**Direction:** Copy out all of the material, matching it word for word.

--- start Stored data ---

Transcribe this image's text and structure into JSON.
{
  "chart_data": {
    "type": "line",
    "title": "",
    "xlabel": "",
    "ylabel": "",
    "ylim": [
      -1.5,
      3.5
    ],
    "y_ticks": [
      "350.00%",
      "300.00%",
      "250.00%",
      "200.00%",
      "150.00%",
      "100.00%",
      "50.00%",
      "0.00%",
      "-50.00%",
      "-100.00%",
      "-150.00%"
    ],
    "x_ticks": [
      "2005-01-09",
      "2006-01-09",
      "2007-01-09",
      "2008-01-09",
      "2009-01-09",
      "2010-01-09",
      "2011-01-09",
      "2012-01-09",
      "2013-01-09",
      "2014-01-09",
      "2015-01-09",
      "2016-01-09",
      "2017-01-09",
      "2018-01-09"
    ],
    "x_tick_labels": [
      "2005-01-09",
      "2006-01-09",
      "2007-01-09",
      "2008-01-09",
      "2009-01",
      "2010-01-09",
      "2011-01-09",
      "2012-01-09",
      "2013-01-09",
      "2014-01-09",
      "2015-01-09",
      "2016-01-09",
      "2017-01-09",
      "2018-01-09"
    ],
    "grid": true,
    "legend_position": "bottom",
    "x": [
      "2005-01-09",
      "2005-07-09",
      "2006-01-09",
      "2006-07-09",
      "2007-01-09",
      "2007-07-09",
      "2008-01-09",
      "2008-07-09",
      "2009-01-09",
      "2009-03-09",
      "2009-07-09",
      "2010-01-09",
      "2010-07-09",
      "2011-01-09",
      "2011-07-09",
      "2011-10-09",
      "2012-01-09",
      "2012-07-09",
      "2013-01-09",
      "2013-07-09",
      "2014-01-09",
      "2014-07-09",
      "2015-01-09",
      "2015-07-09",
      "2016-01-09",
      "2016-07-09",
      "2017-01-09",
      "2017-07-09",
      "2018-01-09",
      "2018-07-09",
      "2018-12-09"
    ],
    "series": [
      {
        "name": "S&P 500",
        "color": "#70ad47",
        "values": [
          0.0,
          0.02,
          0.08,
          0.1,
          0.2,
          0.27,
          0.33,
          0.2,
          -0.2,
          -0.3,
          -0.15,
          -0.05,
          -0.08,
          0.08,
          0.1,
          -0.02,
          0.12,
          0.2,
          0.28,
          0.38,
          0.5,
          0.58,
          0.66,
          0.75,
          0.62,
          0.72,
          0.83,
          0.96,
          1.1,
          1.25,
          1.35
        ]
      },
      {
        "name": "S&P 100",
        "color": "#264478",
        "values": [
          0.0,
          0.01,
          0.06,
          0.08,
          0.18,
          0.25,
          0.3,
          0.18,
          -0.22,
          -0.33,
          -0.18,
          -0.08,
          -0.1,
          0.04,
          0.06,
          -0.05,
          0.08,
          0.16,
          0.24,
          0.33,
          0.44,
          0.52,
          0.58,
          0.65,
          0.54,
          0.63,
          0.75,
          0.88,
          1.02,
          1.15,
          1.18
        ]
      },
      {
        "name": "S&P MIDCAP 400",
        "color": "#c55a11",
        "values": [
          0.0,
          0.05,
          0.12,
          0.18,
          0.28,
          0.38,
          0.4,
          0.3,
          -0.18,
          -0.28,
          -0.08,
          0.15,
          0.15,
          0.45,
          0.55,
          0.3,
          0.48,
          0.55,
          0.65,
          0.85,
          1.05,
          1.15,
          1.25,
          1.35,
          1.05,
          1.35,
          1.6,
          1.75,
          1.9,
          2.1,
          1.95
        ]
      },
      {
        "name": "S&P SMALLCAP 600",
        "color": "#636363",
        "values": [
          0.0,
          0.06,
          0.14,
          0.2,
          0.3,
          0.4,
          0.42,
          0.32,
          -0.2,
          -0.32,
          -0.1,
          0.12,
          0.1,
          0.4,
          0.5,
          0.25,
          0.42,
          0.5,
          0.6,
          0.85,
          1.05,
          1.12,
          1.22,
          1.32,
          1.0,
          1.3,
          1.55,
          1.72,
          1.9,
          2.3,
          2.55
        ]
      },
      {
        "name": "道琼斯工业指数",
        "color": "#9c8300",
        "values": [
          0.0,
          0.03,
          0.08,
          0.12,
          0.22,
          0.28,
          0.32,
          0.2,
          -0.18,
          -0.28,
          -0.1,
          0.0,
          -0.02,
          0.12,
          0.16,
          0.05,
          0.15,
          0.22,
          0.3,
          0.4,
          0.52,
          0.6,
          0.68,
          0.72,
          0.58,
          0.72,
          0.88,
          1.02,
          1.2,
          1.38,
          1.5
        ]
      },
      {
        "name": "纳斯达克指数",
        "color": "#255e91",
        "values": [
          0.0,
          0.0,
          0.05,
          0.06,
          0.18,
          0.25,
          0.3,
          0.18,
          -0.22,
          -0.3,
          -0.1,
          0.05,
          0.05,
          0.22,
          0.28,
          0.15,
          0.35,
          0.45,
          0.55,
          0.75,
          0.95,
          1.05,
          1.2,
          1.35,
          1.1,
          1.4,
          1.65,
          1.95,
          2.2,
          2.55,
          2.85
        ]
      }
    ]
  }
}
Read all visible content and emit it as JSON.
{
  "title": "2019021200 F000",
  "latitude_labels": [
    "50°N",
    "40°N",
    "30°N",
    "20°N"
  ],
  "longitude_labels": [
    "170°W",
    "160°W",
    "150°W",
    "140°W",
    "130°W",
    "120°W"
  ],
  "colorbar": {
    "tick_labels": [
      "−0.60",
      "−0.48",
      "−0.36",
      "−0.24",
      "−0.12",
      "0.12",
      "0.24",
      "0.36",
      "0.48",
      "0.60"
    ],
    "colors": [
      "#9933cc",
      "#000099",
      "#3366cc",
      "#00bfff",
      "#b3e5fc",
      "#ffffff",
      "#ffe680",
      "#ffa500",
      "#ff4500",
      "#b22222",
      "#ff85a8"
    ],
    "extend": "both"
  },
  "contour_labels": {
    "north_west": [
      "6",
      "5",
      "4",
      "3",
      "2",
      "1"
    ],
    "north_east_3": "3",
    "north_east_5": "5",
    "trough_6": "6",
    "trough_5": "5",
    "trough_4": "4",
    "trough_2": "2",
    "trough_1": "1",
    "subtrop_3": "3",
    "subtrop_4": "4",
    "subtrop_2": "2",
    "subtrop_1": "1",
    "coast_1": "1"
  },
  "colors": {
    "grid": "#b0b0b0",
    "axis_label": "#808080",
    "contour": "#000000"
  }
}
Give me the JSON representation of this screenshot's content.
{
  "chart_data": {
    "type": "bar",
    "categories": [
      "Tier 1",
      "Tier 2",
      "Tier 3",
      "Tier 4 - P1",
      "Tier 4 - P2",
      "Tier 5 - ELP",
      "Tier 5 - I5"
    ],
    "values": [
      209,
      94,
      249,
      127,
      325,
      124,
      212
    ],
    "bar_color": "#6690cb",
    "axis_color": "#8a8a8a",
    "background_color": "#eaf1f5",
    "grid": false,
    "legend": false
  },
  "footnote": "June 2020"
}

--- end Stored data ---

**Completed exercise:**
Transcribe this image's text and structure into JSON.
{
  "chart_data": {
    "type": "line",
    "title": "",
    "xlabel": "",
    "ylabel": "",
    "ylim": [
      -1.5,
      3.5
    ],
    "y_ticks": [
      "350.00%",
      "300.00%",
      "250.00%",
      "200.00%",
      "150.00%",
      "100.00%",
      "50.00%",
      "0.00%",
      "-50.00%",
      "-100.00%",
      "-150.00%"
    ],
    "x_ticks": [
      "2005-01-09",
      "2006-01-09",
      "2007-01-09",
      "2008-01-09",
      "2009-01-09",
      "2010-01-09",
      "2011-01-09",
      "2012-01-09",
      "2013-01-09",
      "2014-01-09",
      "2015-01-09",
      "2016-01-09",
      "2017-01-09",
      "2018-01-09"
    ],
    "x_tick_labels": [
      "2005-01-09",
      "2006-01-09",
      "2007-01-09",
      "2008-01-09",
      "2009-01",
      "2010-01-09",
      "2011-01-09",
      "2012-01-09",
      "2013-01-09",
      "2014-01-09",
      "2015-01-09",
      "2016-01-09",
      "2017-01-09",
      "2018-01-09"
    ],
    "grid": true,
    "legend_position": "bottom",
    "x": [
      "2005-01-09",
      "2005-07-09",
      "2006-01-09",
      "2006-07-09",
      "2007-01-09",
      "2007-07-09",
      "2008-01-09",
      "2008-07-09",
      "2009-01-09",
      "2009-03-09",
      "2009-07-09",
      "2010-01-09",
      "2010-07-09",
      "2011-01-09",
      "2011-07-09",
      "2011-10-09",
      "2012-01-09",
      "2012-07-09",
      "2013-01-09",
      "2013-07-09",
      "2014-01-09",
      "2014-07-09",
      "2015-01-09",
      "2015-07-09",
      "2016-01-09",
      "2016-07-09",
      "2017-01-09",
      "2017-07-09",
      "2018-01-09",
      "2018-07-09",
      "2018-12-09"
    ],
    "series": [
      {
        "name": "S&P 500",
        "color": "#70ad47",
        "values": [
          0.0,
          0.02,
          0.08,
          0.1,
          0.2,
          0.27,
          0.33,
          0.2,
          -0.2,
          -0.3,
          -0.15,
          -0.05,
          -0.08,
          0.08,
          0.1,
          -0.02,
          0.12,
          0.2,
          0.28,
          0.38,
          0.5,
          0.58,
          0.66,
          0.75,
          0.62,
          0.72,
          0.83,
          0.96,
          1.1,
          1.25,
          1.35
        ]
      },
      {
        "name": "S&P 100",
        "color": "#264478",
        "values": [
          0.0,
          0.01,
          0.06,
          0.08,
          0.18,
          0.25,
          0.3,
          0.18,
          -0.22,
          -0.33,
          -0.18,
          -0.08,
          -0.1,
          0.04,
          0.06,
          -0.05,
          0.08,
          0.16,
          0.24,
          0.33,
          0.44,
          0.52,
          0.58,
          0.65,
          0.54,
          0.63,
          0.75,
          0.88,
          1.02,
          1.15,
          1.18
        ]
      },
      {
        "name": "S&P MIDCAP 400",
        "color": "#c55a11",
        "values": [
          0.0,
          0.05,
          0.12,
          0.18,
          0.28,
          0.38,
          0.4,
          0.3,
          -0.18,
          -0.28,
          -0.08,
          0.15,
          0.15,
          0.45,
          0.55,
          0.3,
          0.48,
          0.55,
          0.65,
          0.85,
          1.05,
          1.15,
          1.25,
          1.35,
          1.05,
          1.35,
          1.6,
          1.75,
          1.9,
          2.1,
          1.95
        ]
      },
      {
        "name": "S&P SMALLCAP 600",
        "color": "#636363",
        "values": [
          0.0,
          0.06,
          0.14,
          0.2,
          0.3,
          0.4,
          0.42,
          0.32,
          -0.2,
          -0.32,
          -0.1,
          0.12,
          0.1,
          0.4,
          0.5,
          0.25,
          0.42,
          0.5,
          0.6,
          0.85,
          1.05,
          1.12,
          1.22,
          1.32,
          1.0,
          1.3,
          1.55,
          1.72,
          1.9,
          2.3,
          2.55
        ]
      },
      {
        "name": "道琼斯工业指数",
        "color": "#9c8300",
        "values": [
          0.0,
          0.03,
          0.08,
          0.12,
          0.22,
          0.28,
          0.32,
          0.2,
          -0.18,
          -0.28,
          -0.1,
          0.0,
          -0.02,
          0.12,
          0.16,
          0.05,
          0.15,
          0.22,
          0.3,
          0.4,
          0.52,
          0.6,
          0.68,
          0.72,
          0.58,
          0.72,
          0.88,
          1.02,
          1.2,
          1.38,
          1.5
        ]
      },
      {
        "name": "纳斯达克指数",
        "color": "#255e91",
        "values": [
          0.0,
          0.0,
          0.05,
          0.06,
          0.18,
          0.25,
          0.3,
          0.18,
          -0.22,
          -0.3,
          -0.1,
          0.05,
          0.05,
          0.22,
          0.28,
          0.15,
          0.35,
          0.45,
          0.55,
          0.75,
          0.95,
          1.05,
          1.2,
          1.35,
          1.1,
          1.4,
          1.65,
          1.95,
          2.2,
          2.55,
          2.85
        ]
      }
    ]
  }
}
Read all visible content and emit it as JSON.
{
  "title": "2019021200 F000",
  "latitude_labels": [
    "50°N",
    "40°N",
    "30°N",
    "20°N"
  ],
  "longitude_labels": [
    "170°W",
    "160°W",
    "150°W",
    "140°W",
    "130°W",
    "120°W"
  ],
  "colorbar": {
    "tick_labels": [
      "−0.60",
      "−0.48",
      "−0.36",
      "−0.24",
      "−0.12",
      "0.12",
      "0.24",
      "0.36",
      "0.48",
      "0.60"
    ],
    "colors": [
      "#9933cc",
      "#000099",
      "#3366cc",
      "#00bfff",
      "#b3e5fc",
      "#ffffff",
      "#ffe680",
      "#ffa500",
      "#ff4500",
      "#b22222",
      "#ff85a8"
    ],
    "extend": "both"
  },
  "contour_labels": {
    "north_west": [
      "6",
      "5",
      "4",
      "3",
      "2",
      "1"
    ],
    "north_east_3": "3",
    "north_east_5": "5",
    "trough_6": "6",
    "trough_5": "5",
    "trough_4": "4",
    "trough_2": "2",
    "trough_1": "1",
    "subtrop_3": "3",
    "subtrop_4": "4",
    "subtrop_2": "2",
    "subtrop_1": "1",
    "coast_1": "1"
  },
  "colors": {
    "grid": "#b0b0b0",
    "axis_label": "#808080",
    "contour": "#000000"
  }
}
Give me the JSON representation of this screenshot's content.
{
  "chart_data": {
    "type": "bar",
    "categories": [
      "Tier 1",
      "Tier 2",
      "Tier 3",
      "Tier 4 - P1",
      "Tier 4 - P2",
      "Tier 5 - ELP",
      "Tier 5 - I5"
    ],
    "values": [
      209,
      94,
      249,
      127,
      325,
      124,
      212
    ],
    "bar_color": "#6690cb",
    "axis_color": "#8a8a8a",
    "background_color": "#eaf1f5",
    "grid": false,
    "legend": false
  },
  "footnote": "June 2020"
}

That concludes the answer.